» **Supplied text**:
****************************************

Regarding gas and oil shortages in the short and longer term, you might also be interested in:

(1) this review from the Sunday NYTimes Book Review of a book on the future of oil and gas supplies, by David Goodstein, a physicist who is also vice provost of the California Institute of Technology:

"In 1956, Marion King Hubbert, a geophysicist with the Shell Oil Company, predicted that oil production in the United States would peak sometime around 1970. His superiors at Shell dismissed the prediction, as did most others in the oil business. But he was right. Hubbert's peak occurred within a few years of when he said it would, and American oil production has been declining ever since. There was no crisis, because this country tapped the world's reserves, and the supply increased along with demand.

****************************************

» **Excerpted data**:

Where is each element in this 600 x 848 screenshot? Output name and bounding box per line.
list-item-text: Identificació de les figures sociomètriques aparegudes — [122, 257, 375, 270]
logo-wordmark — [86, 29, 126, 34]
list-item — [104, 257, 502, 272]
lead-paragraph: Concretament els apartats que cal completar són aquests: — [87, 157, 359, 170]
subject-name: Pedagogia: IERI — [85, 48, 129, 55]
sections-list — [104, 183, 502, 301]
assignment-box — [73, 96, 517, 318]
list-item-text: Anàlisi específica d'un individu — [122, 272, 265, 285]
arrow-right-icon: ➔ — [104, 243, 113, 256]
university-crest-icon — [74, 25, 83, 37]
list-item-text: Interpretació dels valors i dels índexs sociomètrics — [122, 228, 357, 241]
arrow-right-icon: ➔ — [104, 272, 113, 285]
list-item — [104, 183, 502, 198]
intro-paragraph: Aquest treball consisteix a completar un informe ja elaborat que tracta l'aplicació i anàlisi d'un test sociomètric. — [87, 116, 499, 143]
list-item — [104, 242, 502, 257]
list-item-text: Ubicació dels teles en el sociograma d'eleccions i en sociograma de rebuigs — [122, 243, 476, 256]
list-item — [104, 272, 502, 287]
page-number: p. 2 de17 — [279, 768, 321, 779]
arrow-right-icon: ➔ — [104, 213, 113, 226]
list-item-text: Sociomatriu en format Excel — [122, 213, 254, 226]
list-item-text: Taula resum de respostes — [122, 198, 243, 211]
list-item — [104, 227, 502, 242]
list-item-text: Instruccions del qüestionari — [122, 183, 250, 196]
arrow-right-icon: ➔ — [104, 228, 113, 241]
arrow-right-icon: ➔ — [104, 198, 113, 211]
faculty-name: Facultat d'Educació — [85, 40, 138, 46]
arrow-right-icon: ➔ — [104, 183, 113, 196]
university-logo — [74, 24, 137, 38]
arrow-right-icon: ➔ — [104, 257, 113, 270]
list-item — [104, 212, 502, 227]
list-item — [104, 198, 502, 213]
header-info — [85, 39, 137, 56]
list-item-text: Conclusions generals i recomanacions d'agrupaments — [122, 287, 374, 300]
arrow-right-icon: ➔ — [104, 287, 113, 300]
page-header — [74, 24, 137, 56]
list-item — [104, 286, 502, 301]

****************************************

» **Set of tasks**:
1. Reproduce the passage on oil and gas shortages word for word, in full.
2. In the rows, take the part that opens with the first line and closes with the line containing "list-item — [104, 272, 502, 287]", and replace "arrow-right-icon" with "arrow-icon". Output only those lines, otherwise unchanged.
The rows are unrelated to the passage on oil and gas shortages.

» **Written answers**:
1.
Regarding gas and oil shortages in the short and longer term, you might also be interested in:

(1) this review from the Sunday NYTimes Book Review of a book on the future of oil and gas supplies, by David Goodstein, a physicist who is also vice provost of the California Institute of Technology:

"In 1956, Marion King Hubbert, a geophysicist with the Shell Oil Company, predicted that oil production in the United States would peak sometime around 1970. His superiors at Shell dismissed the prediction, as did most others in the oil business. But he was right. Hubbert's peak occurred within a few years of when he said it would, and American oil production has been declining ever since. There was no crisis, because this country tapped the world's reserves, and the supply increased along with demand.

2.
Where is each element in this 600 x 848 screenshot? Output name and bounding box per line.
list-item-text: Identificació de les figures sociomètriques aparegudes — [122, 257, 375, 270]
logo-wordmark — [86, 29, 126, 34]
list-item — [104, 257, 502, 272]
lead-paragraph: Concretament els apartats que cal completar són aquests: — [87, 157, 359, 170]
subject-name: Pedagogia: IERI — [85, 48, 129, 55]
sections-list — [104, 183, 502, 301]
assignment-box — [73, 96, 517, 318]
list-item-text: Anàlisi específica d'un individu — [122, 272, 265, 285]
arrow-icon: ➔ — [104, 243, 113, 256]
university-crest-icon — [74, 25, 83, 37]
list-item-text: Interpretació dels valors i dels índexs sociomètrics — [122, 228, 357, 241]
arrow-icon: ➔ — [104, 272, 113, 285]
list-item — [104, 183, 502, 198]
intro-paragraph: Aquest treball consisteix a completar un informe ja elaborat que tracta l'aplicació i anàlisi d'un test sociomètric. — [87, 116, 499, 143]
list-item — [104, 242, 502, 257]
list-item-text: Ubicació dels teles en el sociograma d'eleccions i en sociograma de rebuigs — [122, 243, 476, 256]
list-item — [104, 272, 502, 287]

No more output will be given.